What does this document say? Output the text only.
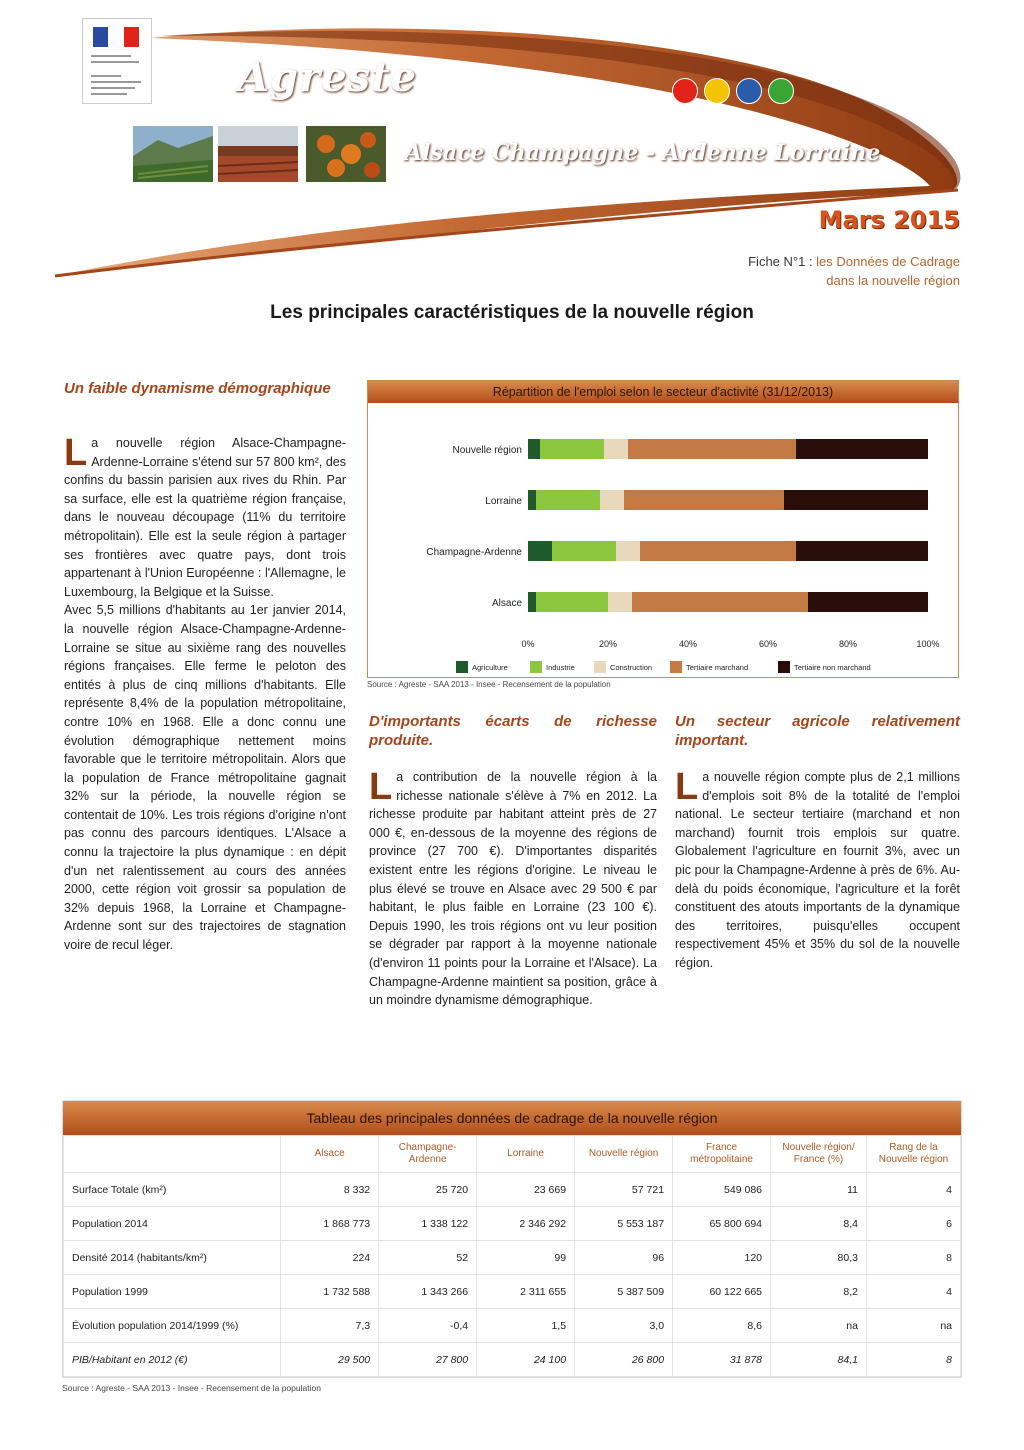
Agreste
Alsace Champagne - Ardenne Lorraine
Mars 2015
Fiche N°1 : les Données de Cadrage
dans la nouvelle région
Les principales caractéristiques de la nouvelle région
Un faible dynamisme démographique
La nouvelle région Alsace-Champagne-Ardenne-Lorraine s'étend sur 57 800 km², des confins du bassin parisien aux rives du Rhin. Par sa surface, elle est la quatrième région française, dans le nouveau découpage (11% du territoire métropolitain). Elle est la seule région à partager ses frontières avec quatre pays, dont trois appartenant à l'Union Européenne : l'Allemagne, le Luxembourg, la Belgique et la Suisse.
Avec 5,5 millions d'habitants au 1er janvier 2014, la nouvelle région Alsace-Champagne-Ardenne-Lorraine se situe au sixième rang des nouvelles régions françaises. Elle ferme le peloton des entités à plus de cinq millions d'habitants. Elle représente 8,4% de la population métropolitaine, contre 10% en 1968. Elle a donc connu une évolution démographique nettement moins favorable que le territoire métropolitain. Alors que la population de France métropolitaine gagnait 32% sur la période, la nouvelle région se contentait de 10%. Les trois régions d'origine n'ont pas connu des parcours identiques. L'Alsace a connu la trajectoire la plus dynamique : en dépit d'un net ralentissement au cours des années 2000, cette région voit grossir sa population de 32% depuis 1968, la Lorraine et Champagne-Ardenne sont sur des trajectoires de stagnation voire de recul léger.
Répartition de l'emploi selon le secteur d'activité (31/12/2013)
Nouvelle région
Lorraine
Champagne-Ardenne
Alsace
0%	20%	40%	60%	80%	100%
Agriculture	Industrie	Construction	Tertiaire marchand	Tertiaire non marchand
Source : Agreste - SAA 2013 - Insee - Recensement de la population
D'importants écarts de richesse produite.
La contribution de la nouvelle région à la richesse nationale s'élève à 7% en 2012. La richesse produite par habitant atteint près de 27 000 €, en-dessous de la moyenne des régions de province (27 700 €). D'importantes disparités existent entre les régions d'origine. Le niveau le plus élevé se trouve en Alsace avec 29 500 € par habitant, le plus faible en Lorraine (23 100 €). Depuis 1990, les trois régions ont vu leur position se dégrader par rapport à la moyenne nationale (d'environ 11 points pour la Lorraine et l'Alsace). La Champagne-Ardenne maintient sa position, grâce à un moindre dynamisme démographique.
Un secteur agricole relativement important.
La nouvelle région compte plus de 2,1 millions d'emplois soit 8% de la totalité de l'emploi national. Le secteur tertiaire (marchand et non marchand) fournit trois emplois sur quatre. Globalement l'agriculture en fournit 3%, avec un pic pour la Champagne-Ardenne à près de 6%. Au-delà du poids économique, l'agriculture et la forêt constituent des atouts importants de la dynamique des territoires, puisqu'elles occupent respectivement 45% et 35% du sol de la nouvelle région.
Tableau des principales données de cadrage de la nouvelle région
	Alsace	Champagne-Ardenne	Lorraine	Nouvelle région	France métropolitaine	Nouvelle région/ France (%)	Rang de la Nouvelle région
Surface Totale (km²)	8 332	25 720	23 669	57 721	549 086	11	4
Population 2014	1 868 773	1 338 122	2 346 292	5 553 187	65 800 694	8,4	6
Densité 2014 (habitants/km²)	224	52	99	96	120	80,3	8
Population 1999	1 732 588	1 343 266	2 311 655	5 387 509	60 122 665	8,2	4
Évolution population 2014/1999 (%)	7,3	-0,4	1,5	3,0	8,6	na	na
PIB/Habitant en 2012 (€)	29 500	27 800	24 100	26 800	31 878	84,1	8
Source : Agreste - SAA 2013 - Insee - Recensement de la population
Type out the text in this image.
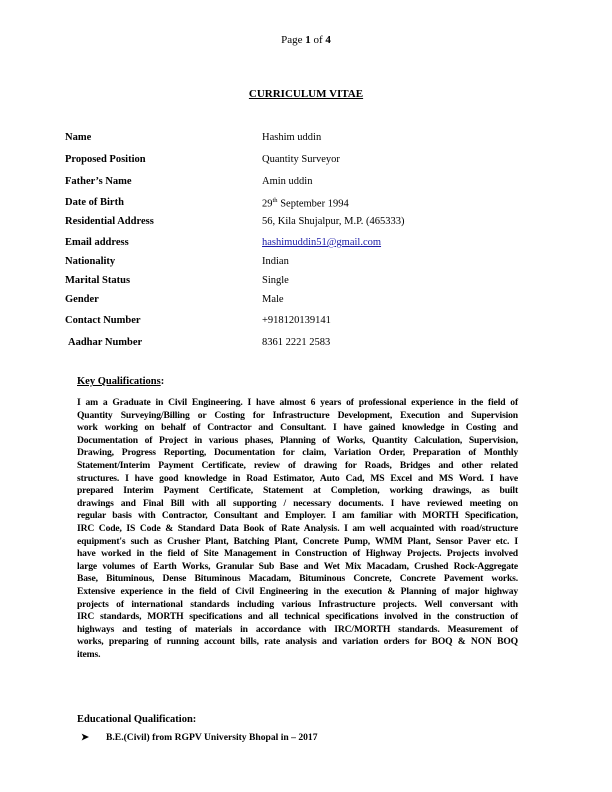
Page 1 of 4
CURRICULUM VITAE
Name	Hashim uddin
Proposed Position	Quantity Surveyor
Father’s Name	Amin uddin
Date of Birth	29th September 1994
Residential Address	56, Kila Shujalpur, M.P. (465333)
Email address	hashimuddin51@gmail.com
Nationality	Indian
Marital Status	Single
Gender	Male
Contact Number	+918120139141
Aadhar Number	8361 2221 2583
Key Qualifications:
I am a Graduate in Civil Engineering. I have almost 6 years of professional experience in the field of
Quantity Surveying/Billing or Costing for Infrastructure Development, Execution and Supervision
work working on behalf of Contractor and Consultant. I have gained knowledge in Costing and
Documentation of Project in various phases, Planning of Works, Quantity Calculation, Supervision,
Drawing, Progress Reporting, Documentation for claim, Variation Order, Preparation of Monthly
Statement/Interim Payment Certificate, review of drawing for Roads, Bridges and other related
structures. I have good knowledge in Road Estimator, Auto Cad, MS Excel and MS Word. I have
prepared Interim Payment Certificate, Statement at Completion, working drawings, as built
drawings and Final Bill with all supporting / necessary documents. I have reviewed meeting on
regular basis with Contractor, Consultant and Employer. I am familiar with MORTH Specification,
IRC Code, IS Code & Standard Data Book of Rate Analysis. I am well acquainted with road/structure
equipment's such as Crusher Plant, Batching Plant, Concrete Pump, WMM Plant, Sensor Paver etc. I
have worked in the field of Site Management in Construction of Highway Projects. Projects involved
large volumes of Earth Works, Granular Sub Base and Wet Mix Macadam, Crushed Rock-Aggregate
Base, Bituminous, Dense Bituminous Macadam, Bituminous Concrete, Concrete Pavement works.
Extensive experience in the field of Civil Engineering in the execution & Planning of major highway
projects of international standards including various Infrastructure projects. Well conversant with
IRC standards, MORTH specifications and all technical specifications involved in the construction of
highways and testing of materials in accordance with IRC/MORTH standards. Measurement of
works, preparing of running account bills, rate analysis and variation orders for BOQ & NON BOQ
items.
Educational Qualification:
➤ B.E.(Civil) from RGPV University Bhopal in – 2017
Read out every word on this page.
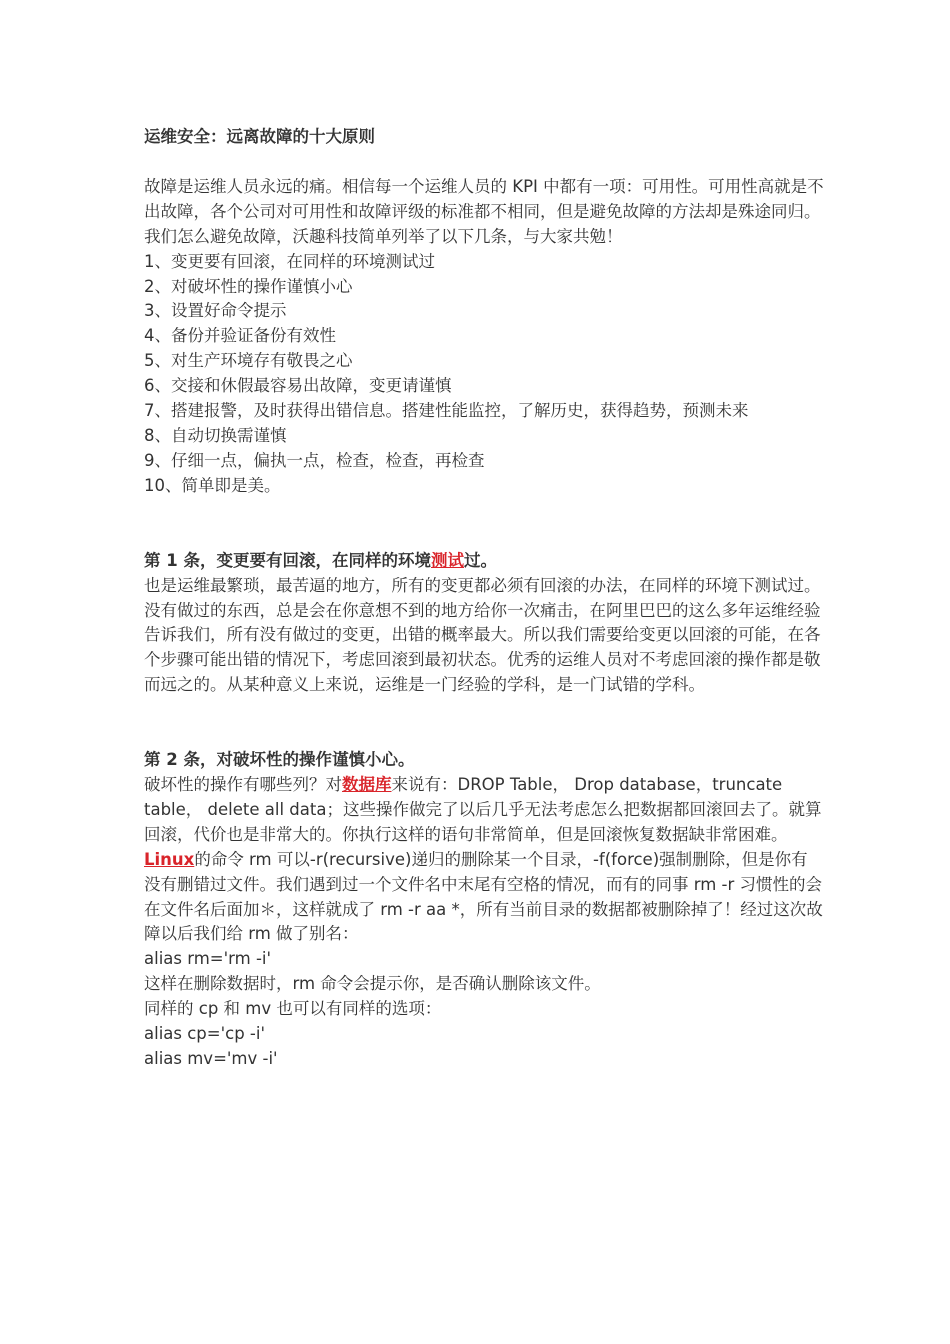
运维安全：远离故障的十大原则

故障是运维人员永远的痛。相信每一个运维人员的 KPI 中都有一项：可用性。可用性高就是不出故障，各个公司对可用性和故障评级的标准都不相同，但是避免故障的方法却是殊途同归。我们怎么避免故障，沃趣科技简单列举了以下几条，与大家共勉！

1、变更要有回滚，在同样的环境测试过

2、对破坏性的操作谨慎小心

3、设置好命令提示

4、备份并验证备份有效性

5、对生产环境存有敬畏之心

6、交接和休假最容易出故障，变更请谨慎

7、搭建报警，及时获得出错信息。搭建性能监控，了解历史，获得趋势，预测未来

8、自动切换需谨慎

9、仔细一点，偏执一点，检查，检查，再检查

10、简单即是美。

第 1 条，变更要有回滚，在同样的环境测试过。

也是运维最繁琐，最苦逼的地方，所有的变更都必须有回滚的办法，在同样的环境下测试过。没有做过的东西，总是会在你意想不到的地方给你一次痛击，在阿里巴巴的这么多年运维经验告诉我们，所有没有做过的变更，出错的概率最大。所以我们需要给变更以回滚的可能，在各个步骤可能出错的情况下，考虑回滚到最初状态。优秀的运维人员对不考虑回滚的操作都是敬而远之的。从某种意义上来说，运维是一门经验的学科，是一门试错的学科。

第 2 条，对破坏性的操作谨慎小心。

破坏性的操作有哪些列？对数据库来说有：DROP Table， Drop database，truncate table， delete all data；这些操作做完了以后几乎无法考虑怎么把数据都回滚回去了。就算回滚，代价也是非常大的。你执行这样的语句非常简单，但是回滚恢复数据缺非常困难。Linux的命令 rm 可以-r(recursive)递归的删除某一个目录，-f(force)强制删除，但是你有没有删错过文件。我们遇到过一个文件名中末尾有空格的情况，而有的同事 rm -r 习惯性的会在文件名后面加＊，这样就成了 rm -r aa *，所有当前目录的数据都被删除掉了！经过这次故障以后我们给 rm 做了别名：

alias rm='rm -i'

这样在删除数据时，rm 命令会提示你，是否确认删除该文件。

同样的 cp 和 mv 也可以有同样的选项：

alias cp='cp -i'

alias mv='mv -i'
= = = = =
● **EXERCISE INSTRUCTIONS**
Every entry above needs to be retyped exactly; drop the pictures.

● **EXERCISE ANSWER**
What does this document say? Output the text only.
Agreste
Alsace Champagne - Ardenne Lorraine
Mars 2015
Fiche N°1 : les Données de Cadrage
dans la nouvelle région
Les principales caractéristiques de la nouvelle région
Un faible dynamisme démographique
La nouvelle région Alsace-Champagne-Ardenne-Lorraine s'étend sur 57 800 km², des confins du bassin parisien aux rives du Rhin. Par sa surface, elle est la quatrième région française, dans le nouveau découpage (11% du territoire métropolitain). Elle est la seule région à partager ses frontières avec quatre pays, dont trois appartenant à l'Union Européenne : l'Allemagne, le Luxembourg, la Belgique et la Suisse.
Avec 5,5 millions d'habitants au 1er janvier 2014, la nouvelle région Alsace-Champagne-Ardenne-Lorraine se situe au sixième rang des nouvelles régions françaises. Elle ferme le peloton des entités à plus de cinq millions d'habitants. Elle représente 8,4% de la population métropolitaine, contre 10% en 1968. Elle a donc connu une évolution démographique nettement moins favorable que le territoire métropolitain. Alors que la population de France métropolitaine gagnait 32% sur la période, la nouvelle région se contentait de 10%. Les trois régions d'origine n'ont pas connu des parcours identiques. L'Alsace a connu la trajectoire la plus dynamique : en dépit d'un net ralentissement au cours des années 2000, cette région voit grossir sa population de 32% depuis 1968, la Lorraine et Champagne-Ardenne sont sur des trajectoires de stagnation voire de recul léger.
Répartition de l'emploi selon le secteur d'activité (31/12/2013)
Nouvelle région
Lorraine
Champagne-Ardenne
Alsace
0%	20%	40%	60%	80%	100%
Agriculture	Industrie	Construction	Tertiaire marchand	Tertiaire non marchand
Source : Agreste - SAA 2013 - Insee - Recensement de la population
D'importants écarts de richesse produite.
La contribution de la nouvelle région à la richesse nationale s'élève à 7% en 2012. La richesse produite par habitant atteint près de 27 000 €, en-dessous de la moyenne des régions de province (27 700 €). D'importantes disparités existent entre les régions d'origine. Le niveau le plus élevé se trouve en Alsace avec 29 500 € par habitant, le plus faible en Lorraine (23 100 €). Depuis 1990, les trois régions ont vu leur position se dégrader par rapport à la moyenne nationale (d'environ 11 points pour la Lorraine et l'Alsace). La Champagne-Ardenne maintient sa position, grâce à un moindre dynamisme démographique.
Un secteur agricole relativement important.
La nouvelle région compte plus de 2,1 millions d'emplois soit 8% de la totalité de l'emploi national. Le secteur tertiaire (marchand et non marchand) fournit trois emplois sur quatre. Globalement l'agriculture en fournit 3%, avec un pic pour la Champagne-Ardenne à près de 6%. Au-delà du poids économique, l'agriculture et la forêt constituent des atouts importants de la dynamique des territoires, puisqu'elles occupent respectivement 45% et 35% du sol de la nouvelle région.
Tableau des principales données de cadrage de la nouvelle région
	Alsace	Champagne-Ardenne	Lorraine	Nouvelle région	France métropolitaine	Nouvelle région/ France (%)	Rang de la Nouvelle région
Surface Totale (km²)	8 332	25 720	23 669	57 721	549 086	11	4
Population 2014	1 868 773	1 338 122	2 346 292	5 553 187	65 800 694	8,4	6
Densité 2014 (habitants/km²)	224	52	99	96	120	80,3	8
Population 1999	1 732 588	1 343 266	2 311 655	5 387 509	60 122 665	8,2	4
Évolution population 2014/1999 (%)	7,3	-0,4	1,5	3,0	8,6	na	na
PIB/Habitant en 2012 (€)	29 500	27 800	24 100	26 800	31 878	84,1	8
Source : Agreste - SAA 2013 - Insee - Recensement de la population
Type out the text in this image.
Page 1 of 4
CURRICULUM VITAE
Name	Hashim uddin
Proposed Position	Quantity Surveyor
Father’s Name	Amin uddin
Date of Birth	29th September 1994
Residential Address	56, Kila Shujalpur, M.P. (465333)
Email address	hashimuddin51@gmail.com
Nationality	Indian
Marital Status	Single
Gender	Male
Contact Number	+918120139141
Aadhar Number	8361 2221 2583
Key Qualifications:
I am a Graduate in Civil Engineering. I have almost 6 years of professional experience in the field of
Quantity Surveying/Billing or Costing for Infrastructure Development, Execution and Supervision
work working on behalf of Contractor and Consultant. I have gained knowledge in Costing and
Documentation of Project in various phases, Planning of Works, Quantity Calculation, Supervision,
Drawing, Progress Reporting, Documentation for claim, Variation Order, Preparation of Monthly
Statement/Interim Payment Certificate, review of drawing for Roads, Bridges and other related
structures. I have good knowledge in Road Estimator, Auto Cad, MS Excel and MS Word. I have
prepared Interim Payment Certificate, Statement at Completion, working drawings, as built
drawings and Final Bill with all supporting / necessary documents. I have reviewed meeting on
regular basis with Contractor, Consultant and Employer. I am familiar with MORTH Specification,
IRC Code, IS Code & Standard Data Book of Rate Analysis. I am well acquainted with road/structure
equipment's such as Crusher Plant, Batching Plant, Concrete Pump, WMM Plant, Sensor Paver etc. I
have worked in the field of Site Management in Construction of Highway Projects. Projects involved
large volumes of Earth Works, Granular Sub Base and Wet Mix Macadam, Crushed Rock-Aggregate
Base, Bituminous, Dense Bituminous Macadam, Bituminous Concrete, Concrete Pavement works.
Extensive experience in the field of Civil Engineering in the execution & Planning of major highway
projects of international standards including various Infrastructure projects. Well conversant with
IRC standards, MORTH specifications and all technical specifications involved in the construction of
highways and testing of materials in accordance with IRC/MORTH standards. Measurement of
works, preparing of running account bills, rate analysis and variation orders for BOQ & NON BOQ
items.
Educational Qualification:
➤ B.E.(Civil) from RGPV University Bhopal in – 2017
Read out every word on this page.
运维安全：远离故障的十大原则

故障是运维人员永远的痛。相信每一个运维人员的 KPI 中都有一项：可用性。可用性高就是不出故障，各个公司对可用性和故障评级的标准都不相同，但是避免故障的方法却是殊途同归。我们怎么避免故障，沃趣科技简单列举了以下几条，与大家共勉！

1、变更要有回滚，在同样的环境测试过

2、对破坏性的操作谨慎小心

3、设置好命令提示

4、备份并验证备份有效性

5、对生产环境存有敬畏之心

6、交接和休假最容易出故障，变更请谨慎

7、搭建报警，及时获得出错信息。搭建性能监控，了解历史，获得趋势，预测未来

8、自动切换需谨慎

9、仔细一点，偏执一点，检查，检查，再检查

10、简单即是美。

第 1 条，变更要有回滚，在同样的环境测试过。

也是运维最繁琐，最苦逼的地方，所有的变更都必须有回滚的办法，在同样的环境下测试过。没有做过的东西，总是会在你意想不到的地方给你一次痛击，在阿里巴巴的这么多年运维经验告诉我们，所有没有做过的变更，出错的概率最大。所以我们需要给变更以回滚的可能，在各个步骤可能出错的情况下，考虑回滚到最初状态。优秀的运维人员对不考虑回滚的操作都是敬而远之的。从某种意义上来说，运维是一门经验的学科，是一门试错的学科。

第 2 条，对破坏性的操作谨慎小心。

破坏性的操作有哪些列？对数据库来说有：DROP Table， Drop database，truncate table， delete all data；这些操作做完了以后几乎无法考虑怎么把数据都回滚回去了。就算回滚，代价也是非常大的。你执行这样的语句非常简单，但是回滚恢复数据缺非常困难。Linux的命令 rm 可以-r(recursive)递归的删除某一个目录，-f(force)强制删除，但是你有没有删错过文件。我们遇到过一个文件名中末尾有空格的情况，而有的同事 rm -r 习惯性的会在文件名后面加＊，这样就成了 rm -r aa *，所有当前目录的数据都被删除掉了！经过这次故障以后我们给 rm 做了别名：

alias rm='rm -i'

这样在删除数据时，rm 命令会提示你，是否确认删除该文件。

同样的 cp 和 mv 也可以有同样的选项：

alias cp='cp -i'

alias mv='mv -i'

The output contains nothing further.